● **Instructions for the task**
Return all entries word for word, but drop any images.

● **Dataset content**

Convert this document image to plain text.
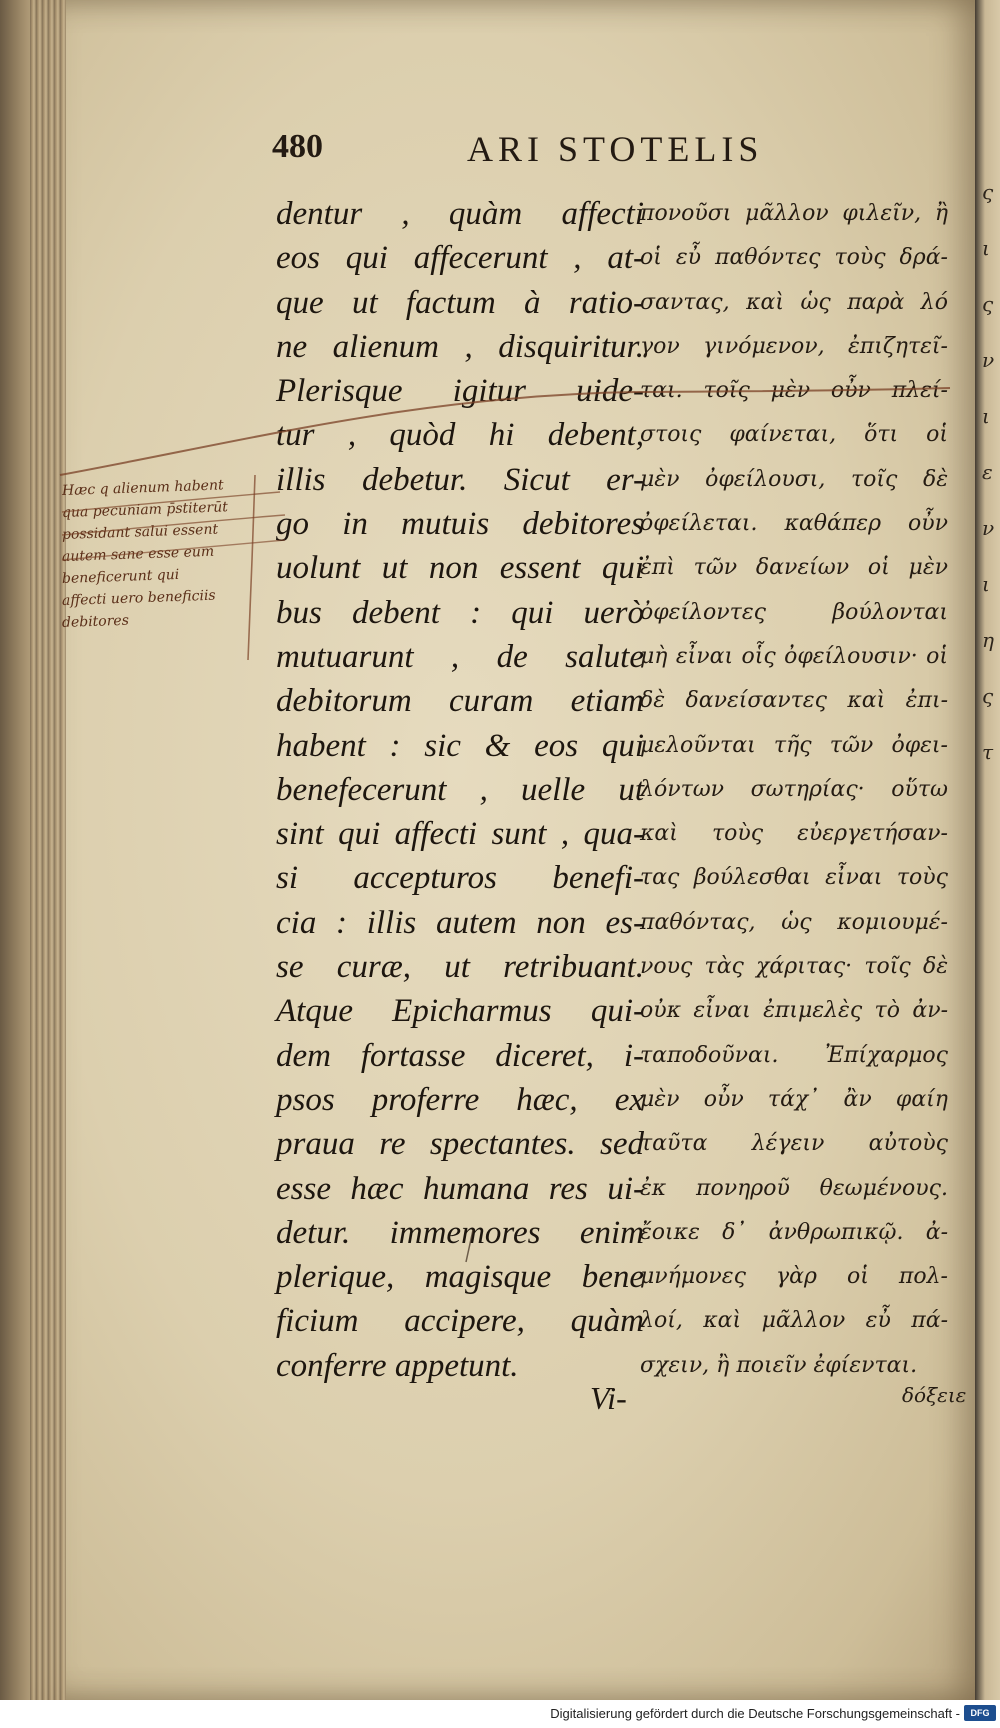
ς
ι
ς
ν
ι
ε
ν
ι
η
ς
τ
480	ARI STOTELIS
dentur , quàm affecti
eos qui affecerunt , at-
que ut factum à ratio-
ne alienum , disquiritur.
Plerisque igitur uide-
tur , quòd hi debent,
illis debetur. Sicut er-
go in mutuis debitores
uolunt ut non essent qui
bus debent : qui uerò
mutuarunt , de salute
debitorum curam etiam
habent : sic & eos qui
benefecerunt , uelle ut
sint qui affecti sunt , qua-
si accepturos benefi-
cia : illis autem non es-
se curæ, ut retribuant.
Atque Epicharmus qui-
dem fortasse diceret, i-
psos proferre hæc, ex
praua re spectantes. sed
esse hæc humana res ui-
detur. immemores enim
plerique, magisque bene
ficium accipere, quàm
conferre appetunt.
πονοῦσι μᾶλλον φιλεῖν, ἢ
οἱ εὖ παθόντες τοὺς δρά-
σαντας, καὶ ὡς παρὰ λό
γον γινόμενον, ἐπιζητεῖ-
ται. τοῖς μὲν οὖν πλεί-
στοις φαίνεται, ὅτι οἱ
μὲν ὀφείλουσι, τοῖς δὲ
ὀφείλεται. καθάπερ οὖν
ἐπὶ τῶν δανείων οἱ μὲν
ὀφείλοντες βούλονται
μὴ εἶναι οἷς ὀφείλουσιν· οἱ
δὲ δανείσαντες καὶ ἐπι-
μελοῦνται τῆς τῶν ὀφει-
λόντων σωτηρίας· οὕτω
καὶ τοὺς εὐεργετήσαν-
τας βούλεσθαι εἶναι τοὺς
παθόντας, ὡς κομιουμέ-
νους τὰς χάριτας· τοῖς δὲ
οὐκ εἶναι ἐπιμελὲς τὸ ἀν-
ταποδοῦναι. Ἐπίχαρμος
μὲν οὖν τάχ᾽ ἂν φαίη
ταῦτα λέγειν αὐτοὺς
ἐκ πονηροῦ θεωμένους.
ἔοικε δ᾽ ἀνθρωπικῷ. ἀ-
μνήμονες γὰρ οἱ πολ-
λοί, καὶ μᾶλλον εὖ πά-
σχειν, ἢ ποιεῖν ἐφίενται.
Vi-	δόξειε
Hæc q alienum habent
qua pecuniam p̄stiterūt
possidant salui essent
autem sane esse eum
beneficerunt qui
affecti uero beneficiis
debitores
Digitalisierung gefördert durch die Deutsche Forschungsgemeinschaft -	DFG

● **Full response**
Convert this document image to plain text.
ς
ι
ς
ν
ι
ε
ν
ι
η
ς
τ
480	ARI STOTELIS
dentur , quàm affecti
eos qui affecerunt , at-
que ut factum à ratio-
ne alienum , disquiritur.
Plerisque igitur uide-
tur , quòd hi debent,
illis debetur. Sicut er-
go in mutuis debitores
uolunt ut non essent qui
bus debent : qui uerò
mutuarunt , de salute
debitorum curam etiam
habent : sic & eos qui
benefecerunt , uelle ut
sint qui affecti sunt , qua-
si accepturos benefi-
cia : illis autem non es-
se curæ, ut retribuant.
Atque Epicharmus qui-
dem fortasse diceret, i-
psos proferre hæc, ex
praua re spectantes. sed
esse hæc humana res ui-
detur. immemores enim
plerique, magisque bene
ficium accipere, quàm
conferre appetunt.
πονοῦσι μᾶλλον φιλεῖν, ἢ
οἱ εὖ παθόντες τοὺς δρά-
σαντας, καὶ ὡς παρὰ λό
γον γινόμενον, ἐπιζητεῖ-
ται. τοῖς μὲν οὖν πλεί-
στοις φαίνεται, ὅτι οἱ
μὲν ὀφείλουσι, τοῖς δὲ
ὀφείλεται. καθάπερ οὖν
ἐπὶ τῶν δανείων οἱ μὲν
ὀφείλοντες βούλονται
μὴ εἶναι οἷς ὀφείλουσιν· οἱ
δὲ δανείσαντες καὶ ἐπι-
μελοῦνται τῆς τῶν ὀφει-
λόντων σωτηρίας· οὕτω
καὶ τοὺς εὐεργετήσαν-
τας βούλεσθαι εἶναι τοὺς
παθόντας, ὡς κομιουμέ-
νους τὰς χάριτας· τοῖς δὲ
οὐκ εἶναι ἐπιμελὲς τὸ ἀν-
ταποδοῦναι. Ἐπίχαρμος
μὲν οὖν τάχ᾽ ἂν φαίη
ταῦτα λέγειν αὐτοὺς
ἐκ πονηροῦ θεωμένους.
ἔοικε δ᾽ ἀνθρωπικῷ. ἀ-
μνήμονες γὰρ οἱ πολ-
λοί, καὶ μᾶλλον εὖ πά-
σχειν, ἢ ποιεῖν ἐφίενται.
Vi-	δόξειε
Hæc q alienum habent
qua pecuniam p̄stiterūt
possidant salui essent
autem sane esse eum
beneficerunt qui
affecti uero beneficiis
debitores
Digitalisierung gefördert durch die Deutsche Forschungsgemeinschaft -	DFG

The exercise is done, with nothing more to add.